» **To be done**
What follows is a block of records; reproduce all of it verbatim.

* Start Data lines *

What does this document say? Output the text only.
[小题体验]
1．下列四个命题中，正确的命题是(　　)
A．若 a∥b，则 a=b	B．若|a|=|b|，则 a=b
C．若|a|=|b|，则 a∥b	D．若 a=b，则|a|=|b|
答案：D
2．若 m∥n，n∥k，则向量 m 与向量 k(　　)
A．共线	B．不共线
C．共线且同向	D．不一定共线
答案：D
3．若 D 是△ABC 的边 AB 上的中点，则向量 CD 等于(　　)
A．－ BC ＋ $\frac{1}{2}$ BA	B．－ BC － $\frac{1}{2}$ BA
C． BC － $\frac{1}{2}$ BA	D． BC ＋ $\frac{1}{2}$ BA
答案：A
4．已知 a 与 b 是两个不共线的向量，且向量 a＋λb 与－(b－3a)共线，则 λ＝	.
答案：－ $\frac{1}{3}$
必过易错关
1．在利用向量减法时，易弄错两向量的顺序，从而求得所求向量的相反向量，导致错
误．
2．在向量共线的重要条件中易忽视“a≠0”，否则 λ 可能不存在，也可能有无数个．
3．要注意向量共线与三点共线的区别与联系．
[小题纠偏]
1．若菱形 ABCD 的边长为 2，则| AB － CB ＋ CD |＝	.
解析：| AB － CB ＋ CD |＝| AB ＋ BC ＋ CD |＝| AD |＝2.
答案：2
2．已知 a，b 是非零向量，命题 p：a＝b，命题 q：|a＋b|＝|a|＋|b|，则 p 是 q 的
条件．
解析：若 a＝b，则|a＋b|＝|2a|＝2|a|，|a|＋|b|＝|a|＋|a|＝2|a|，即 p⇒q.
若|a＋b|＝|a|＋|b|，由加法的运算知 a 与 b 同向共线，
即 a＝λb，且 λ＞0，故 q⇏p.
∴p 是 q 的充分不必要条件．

* End Data lines *

» **Exercise output**
What does this document say? Output the text only.
[小题体验]
1．下列四个命题中，正确的命题是(　　)
A．若 a∥b，则 a=b	B．若|a|=|b|，则 a=b
C．若|a|=|b|，则 a∥b	D．若 a=b，则|a|=|b|
答案：D
2．若 m∥n，n∥k，则向量 m 与向量 k(　　)
A．共线	B．不共线
C．共线且同向	D．不一定共线
答案：D
3．若 D 是△ABC 的边 AB 上的中点，则向量 CD 等于(　　)
A．－ BC ＋ $\frac{1}{2}$ BA	B．－ BC － $\frac{1}{2}$ BA
C． BC － $\frac{1}{2}$ BA	D． BC ＋ $\frac{1}{2}$ BA
答案：A
4．已知 a 与 b 是两个不共线的向量，且向量 a＋λb 与－(b－3a)共线，则 λ＝	.
答案：－ $\frac{1}{3}$
必过易错关
1．在利用向量减法时，易弄错两向量的顺序，从而求得所求向量的相反向量，导致错
误．
2．在向量共线的重要条件中易忽视“a≠0”，否则 λ 可能不存在，也可能有无数个．
3．要注意向量共线与三点共线的区别与联系．
[小题纠偏]
1．若菱形 ABCD 的边长为 2，则| AB － CB ＋ CD |＝	.
解析：| AB － CB ＋ CD |＝| AB ＋ BC ＋ CD |＝| AD |＝2.
答案：2
2．已知 a，b 是非零向量，命题 p：a＝b，命题 q：|a＋b|＝|a|＋|b|，则 p 是 q 的
条件．
解析：若 a＝b，则|a＋b|＝|2a|＝2|a|，|a|＋|b|＝|a|＋|a|＝2|a|，即 p⇒q.
若|a＋b|＝|a|＋|b|，由加法的运算知 a 与 b 同向共线，
即 a＝λb，且 λ＞0，故 q⇏p.
∴p 是 q 的充分不必要条件．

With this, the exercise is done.